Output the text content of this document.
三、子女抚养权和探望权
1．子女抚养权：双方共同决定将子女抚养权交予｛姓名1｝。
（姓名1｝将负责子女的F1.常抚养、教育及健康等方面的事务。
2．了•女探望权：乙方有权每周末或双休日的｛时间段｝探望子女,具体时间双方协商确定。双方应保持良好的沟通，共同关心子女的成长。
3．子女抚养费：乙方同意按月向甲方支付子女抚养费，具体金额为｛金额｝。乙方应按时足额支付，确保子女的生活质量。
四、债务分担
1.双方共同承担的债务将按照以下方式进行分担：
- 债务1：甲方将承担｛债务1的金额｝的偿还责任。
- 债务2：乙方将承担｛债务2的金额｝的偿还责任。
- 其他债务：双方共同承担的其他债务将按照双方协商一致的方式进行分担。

____________

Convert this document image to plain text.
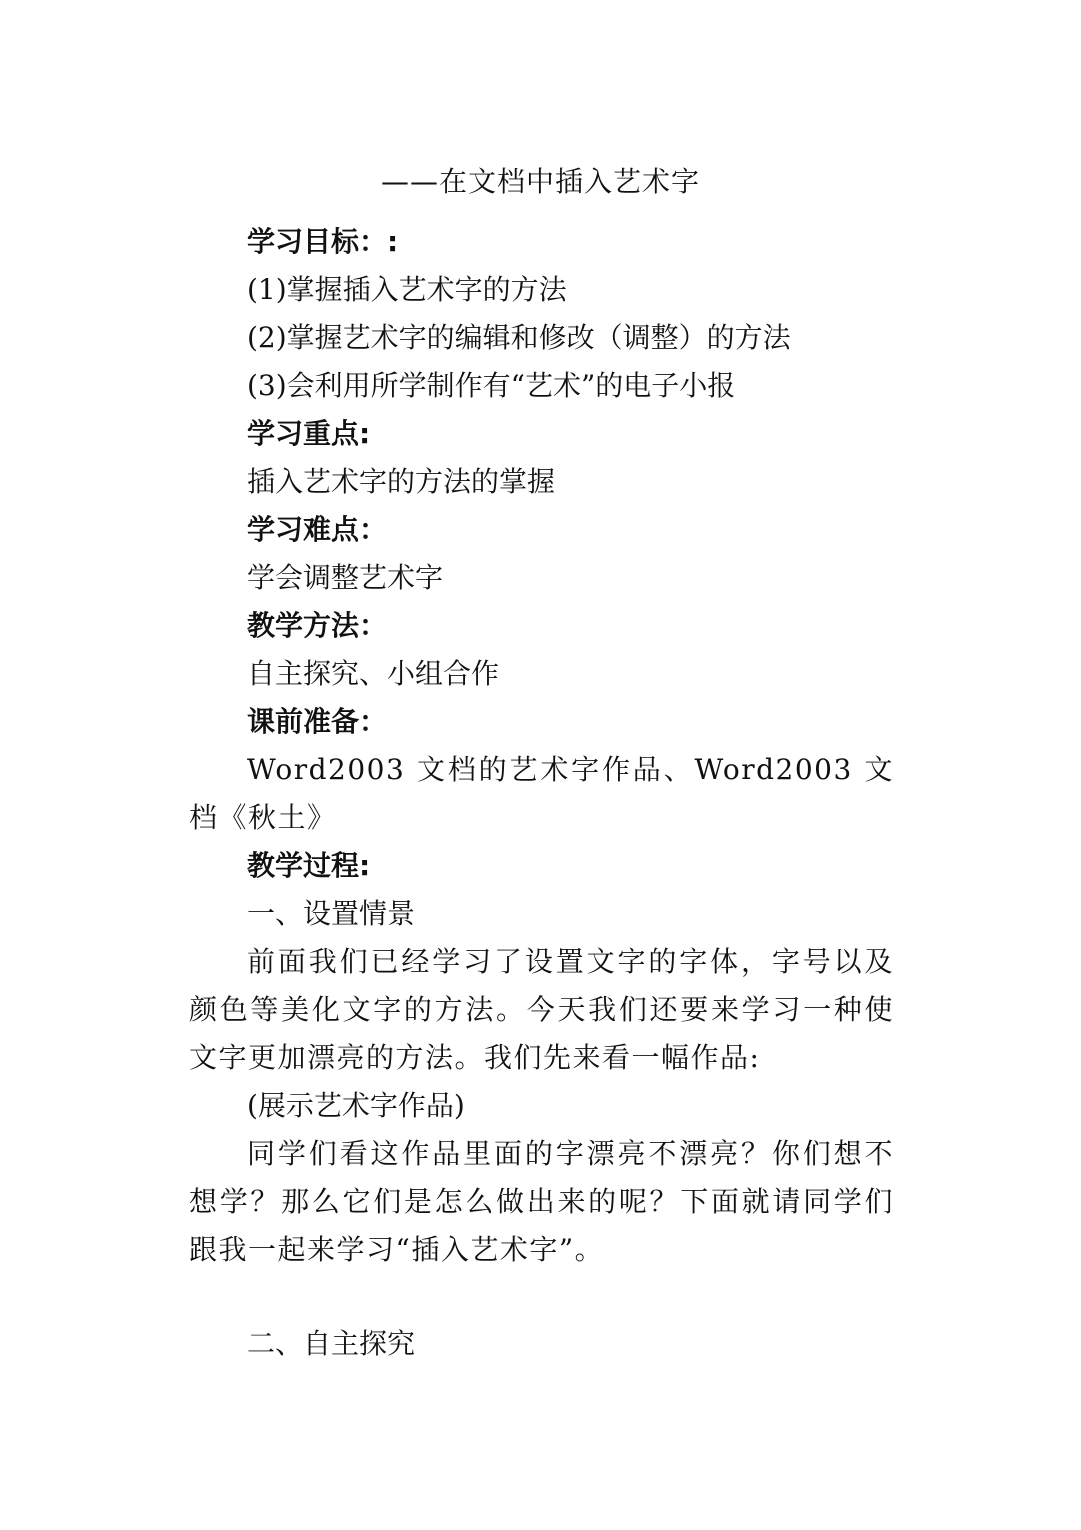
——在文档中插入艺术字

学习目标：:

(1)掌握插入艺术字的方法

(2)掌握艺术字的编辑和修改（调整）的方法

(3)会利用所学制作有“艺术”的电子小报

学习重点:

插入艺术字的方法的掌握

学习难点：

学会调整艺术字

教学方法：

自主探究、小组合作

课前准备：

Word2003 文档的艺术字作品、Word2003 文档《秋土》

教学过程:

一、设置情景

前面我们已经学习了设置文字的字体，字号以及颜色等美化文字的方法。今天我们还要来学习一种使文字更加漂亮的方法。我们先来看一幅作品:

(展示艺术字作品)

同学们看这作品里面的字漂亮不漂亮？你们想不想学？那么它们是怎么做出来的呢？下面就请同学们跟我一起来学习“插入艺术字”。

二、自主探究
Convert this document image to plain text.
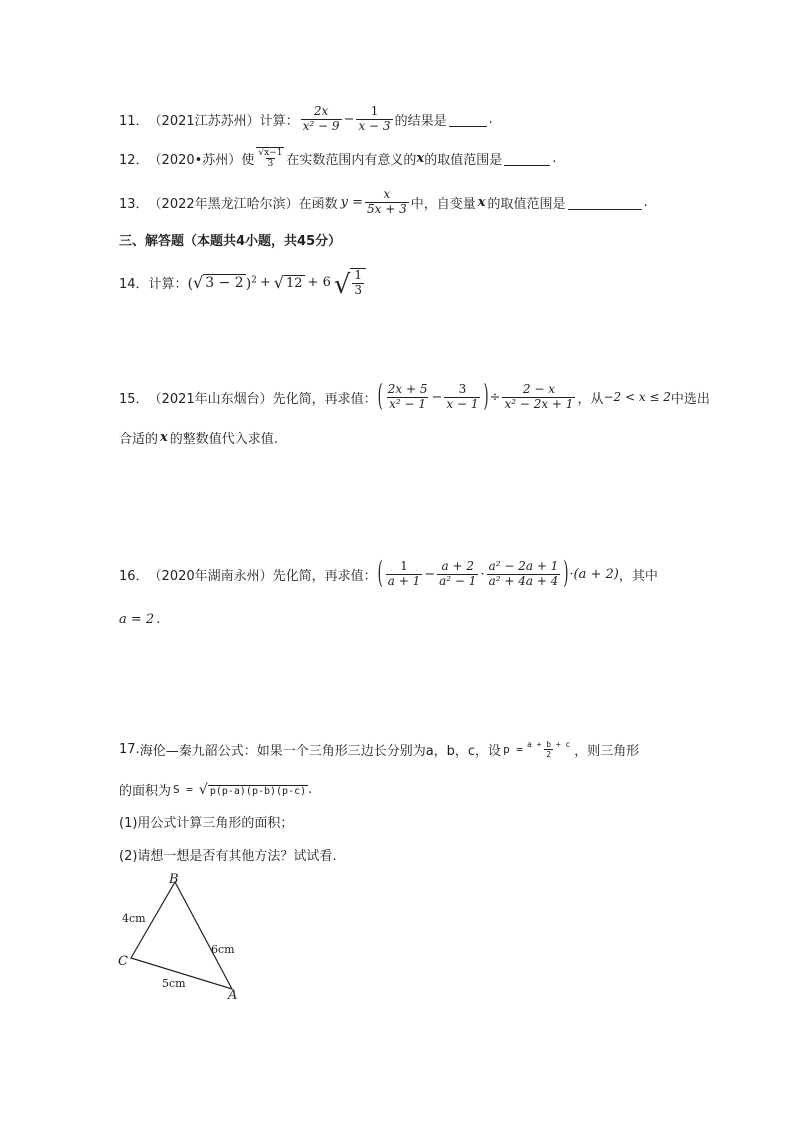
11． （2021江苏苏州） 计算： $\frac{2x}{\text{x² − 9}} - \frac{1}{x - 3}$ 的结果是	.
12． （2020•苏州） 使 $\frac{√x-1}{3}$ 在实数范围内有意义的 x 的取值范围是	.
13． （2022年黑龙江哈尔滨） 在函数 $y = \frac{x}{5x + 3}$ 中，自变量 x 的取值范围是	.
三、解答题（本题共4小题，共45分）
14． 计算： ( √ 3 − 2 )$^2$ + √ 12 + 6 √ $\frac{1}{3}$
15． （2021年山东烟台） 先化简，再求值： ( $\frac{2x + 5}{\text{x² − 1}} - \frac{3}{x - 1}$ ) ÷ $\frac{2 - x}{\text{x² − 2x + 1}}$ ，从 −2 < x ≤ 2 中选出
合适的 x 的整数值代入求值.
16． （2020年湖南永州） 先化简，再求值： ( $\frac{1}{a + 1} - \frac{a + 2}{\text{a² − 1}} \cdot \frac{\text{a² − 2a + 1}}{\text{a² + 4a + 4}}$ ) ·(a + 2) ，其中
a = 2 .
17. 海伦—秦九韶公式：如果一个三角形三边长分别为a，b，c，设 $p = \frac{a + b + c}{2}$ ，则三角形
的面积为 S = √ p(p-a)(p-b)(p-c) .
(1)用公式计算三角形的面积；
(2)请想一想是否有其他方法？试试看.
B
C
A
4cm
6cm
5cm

____________

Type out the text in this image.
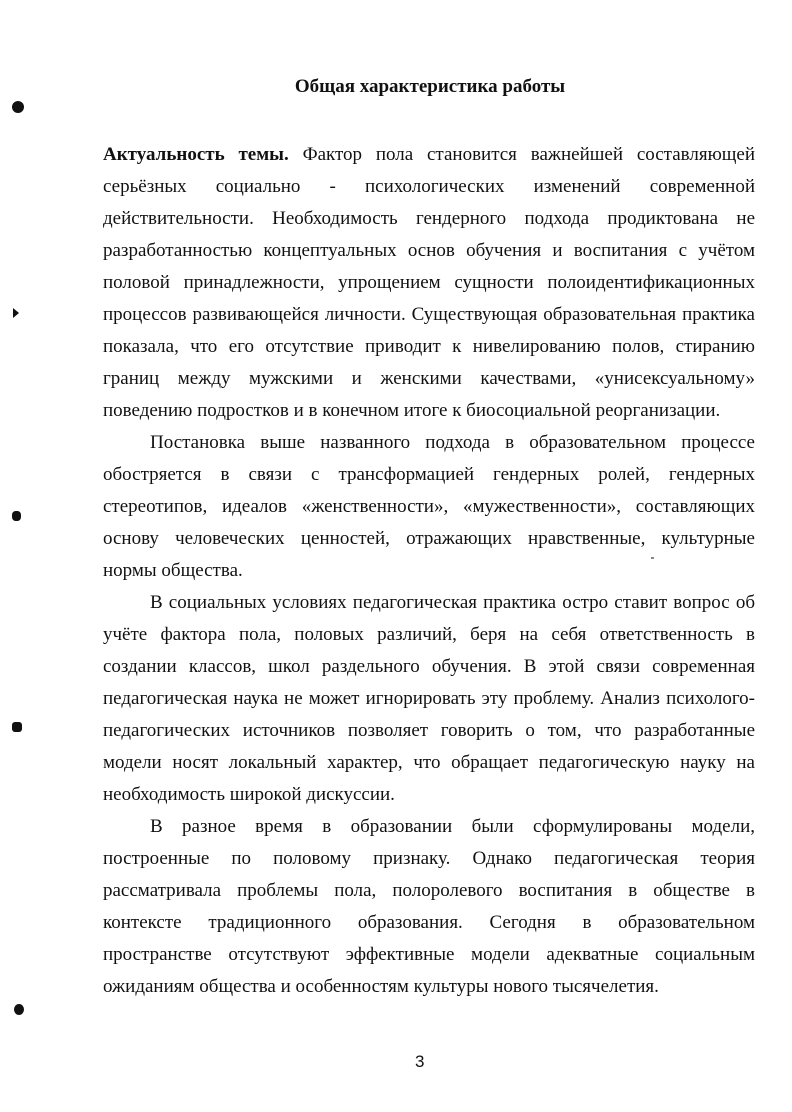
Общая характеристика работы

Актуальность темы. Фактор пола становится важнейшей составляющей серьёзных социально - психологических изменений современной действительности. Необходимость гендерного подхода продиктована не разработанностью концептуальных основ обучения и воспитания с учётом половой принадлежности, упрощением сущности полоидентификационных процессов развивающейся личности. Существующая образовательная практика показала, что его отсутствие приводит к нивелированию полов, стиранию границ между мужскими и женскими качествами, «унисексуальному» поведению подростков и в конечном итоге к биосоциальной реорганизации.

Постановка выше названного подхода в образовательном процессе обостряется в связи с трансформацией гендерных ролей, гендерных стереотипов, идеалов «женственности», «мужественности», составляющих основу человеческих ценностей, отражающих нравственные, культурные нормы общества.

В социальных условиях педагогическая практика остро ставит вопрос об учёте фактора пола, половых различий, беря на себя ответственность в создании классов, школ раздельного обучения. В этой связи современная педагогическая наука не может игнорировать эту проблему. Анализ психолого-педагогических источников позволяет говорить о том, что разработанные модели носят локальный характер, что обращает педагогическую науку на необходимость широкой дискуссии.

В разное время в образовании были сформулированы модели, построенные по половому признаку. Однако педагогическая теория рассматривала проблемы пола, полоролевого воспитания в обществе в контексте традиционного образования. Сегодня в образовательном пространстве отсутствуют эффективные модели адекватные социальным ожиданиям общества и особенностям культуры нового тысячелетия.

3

____________

Your objective ::
Gather each line from the listing above that holds "的偿还责任".

Output ::
- 债务1：甲方将承担｛债务1的金额｝的偿还责任。
- 债务2：乙方将承担｛债务2的金额｝的偿还责任。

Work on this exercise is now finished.